— Given instruction —
Gather every line holding the string "меры".

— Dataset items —
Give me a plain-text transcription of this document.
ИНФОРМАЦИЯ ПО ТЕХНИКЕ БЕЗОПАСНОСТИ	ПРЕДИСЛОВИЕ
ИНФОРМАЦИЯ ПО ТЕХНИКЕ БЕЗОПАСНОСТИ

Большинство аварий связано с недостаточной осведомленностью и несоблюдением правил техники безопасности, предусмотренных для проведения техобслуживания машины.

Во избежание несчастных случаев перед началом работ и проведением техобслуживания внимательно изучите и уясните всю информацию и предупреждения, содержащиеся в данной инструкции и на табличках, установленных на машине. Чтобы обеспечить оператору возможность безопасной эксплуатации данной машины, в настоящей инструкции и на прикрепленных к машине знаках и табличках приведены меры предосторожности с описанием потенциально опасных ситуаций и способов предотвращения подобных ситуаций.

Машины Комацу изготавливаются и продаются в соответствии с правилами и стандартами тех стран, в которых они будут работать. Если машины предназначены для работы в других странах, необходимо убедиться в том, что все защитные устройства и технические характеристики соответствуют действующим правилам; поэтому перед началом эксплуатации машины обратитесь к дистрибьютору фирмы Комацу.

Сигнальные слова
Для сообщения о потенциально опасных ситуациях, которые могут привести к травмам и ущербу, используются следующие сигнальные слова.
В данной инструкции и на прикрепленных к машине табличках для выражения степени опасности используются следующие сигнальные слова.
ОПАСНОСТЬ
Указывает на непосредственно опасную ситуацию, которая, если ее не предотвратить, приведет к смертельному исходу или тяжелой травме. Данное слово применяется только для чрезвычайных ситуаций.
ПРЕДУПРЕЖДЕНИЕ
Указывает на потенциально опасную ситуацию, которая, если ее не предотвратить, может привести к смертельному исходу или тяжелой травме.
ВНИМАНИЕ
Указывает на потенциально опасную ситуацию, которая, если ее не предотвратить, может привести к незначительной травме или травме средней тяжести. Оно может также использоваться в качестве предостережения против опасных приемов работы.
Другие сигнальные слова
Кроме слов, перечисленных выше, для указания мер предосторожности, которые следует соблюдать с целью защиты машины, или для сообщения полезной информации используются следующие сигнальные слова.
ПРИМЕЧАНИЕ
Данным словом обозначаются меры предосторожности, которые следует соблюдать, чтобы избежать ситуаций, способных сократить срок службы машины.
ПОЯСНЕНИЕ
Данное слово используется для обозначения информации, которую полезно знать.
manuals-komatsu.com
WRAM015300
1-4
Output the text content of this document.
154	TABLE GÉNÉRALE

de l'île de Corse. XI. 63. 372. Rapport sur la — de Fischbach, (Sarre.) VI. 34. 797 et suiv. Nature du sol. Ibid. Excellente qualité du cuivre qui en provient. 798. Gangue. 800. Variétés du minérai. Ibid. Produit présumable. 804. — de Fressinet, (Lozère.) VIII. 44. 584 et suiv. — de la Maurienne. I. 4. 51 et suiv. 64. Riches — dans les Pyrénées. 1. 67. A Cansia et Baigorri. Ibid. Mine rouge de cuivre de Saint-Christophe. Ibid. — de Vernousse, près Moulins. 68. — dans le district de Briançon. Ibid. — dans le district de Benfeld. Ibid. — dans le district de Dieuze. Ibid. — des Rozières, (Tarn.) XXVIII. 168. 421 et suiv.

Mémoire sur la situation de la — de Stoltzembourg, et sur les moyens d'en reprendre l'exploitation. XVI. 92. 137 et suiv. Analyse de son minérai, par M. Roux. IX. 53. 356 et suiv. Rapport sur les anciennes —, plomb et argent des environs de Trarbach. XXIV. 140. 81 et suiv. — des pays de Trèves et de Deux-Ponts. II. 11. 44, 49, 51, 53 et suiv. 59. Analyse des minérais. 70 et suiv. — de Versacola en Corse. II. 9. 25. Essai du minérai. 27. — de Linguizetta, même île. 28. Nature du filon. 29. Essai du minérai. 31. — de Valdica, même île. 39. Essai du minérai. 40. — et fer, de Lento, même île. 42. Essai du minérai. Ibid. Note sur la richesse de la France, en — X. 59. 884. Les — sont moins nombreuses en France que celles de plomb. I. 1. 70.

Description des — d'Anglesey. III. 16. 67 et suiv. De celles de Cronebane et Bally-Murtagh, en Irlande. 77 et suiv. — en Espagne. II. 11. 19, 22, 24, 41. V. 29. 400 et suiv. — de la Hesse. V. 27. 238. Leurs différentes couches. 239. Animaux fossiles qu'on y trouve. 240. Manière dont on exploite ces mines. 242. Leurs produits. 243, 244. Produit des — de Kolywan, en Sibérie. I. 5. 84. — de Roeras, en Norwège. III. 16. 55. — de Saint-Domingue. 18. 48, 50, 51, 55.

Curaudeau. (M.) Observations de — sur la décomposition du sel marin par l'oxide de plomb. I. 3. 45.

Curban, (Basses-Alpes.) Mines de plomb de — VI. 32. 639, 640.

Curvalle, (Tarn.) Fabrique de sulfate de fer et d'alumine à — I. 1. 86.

— Response below —
Во избежание несчастных случаев перед началом работ и проведением техобслуживания внимательно изучите и уясните всю информацию и предупреждения, содержащиеся в данной инструкции и на табличках, установленных на машине. Чтобы обеспечить оператору возможность безопасной эксплуатации данной машины, в настоящей инструкции и на прикрепленных к машине знаках и табличках приведены меры предосторожности с описанием потенциально опасных ситуаций и способов предотвращения подобных ситуаций.
Данным словом обозначаются меры предосторожности, которые следует соблюдать, чтобы избежать ситуаций, способных сократить срок службы машины.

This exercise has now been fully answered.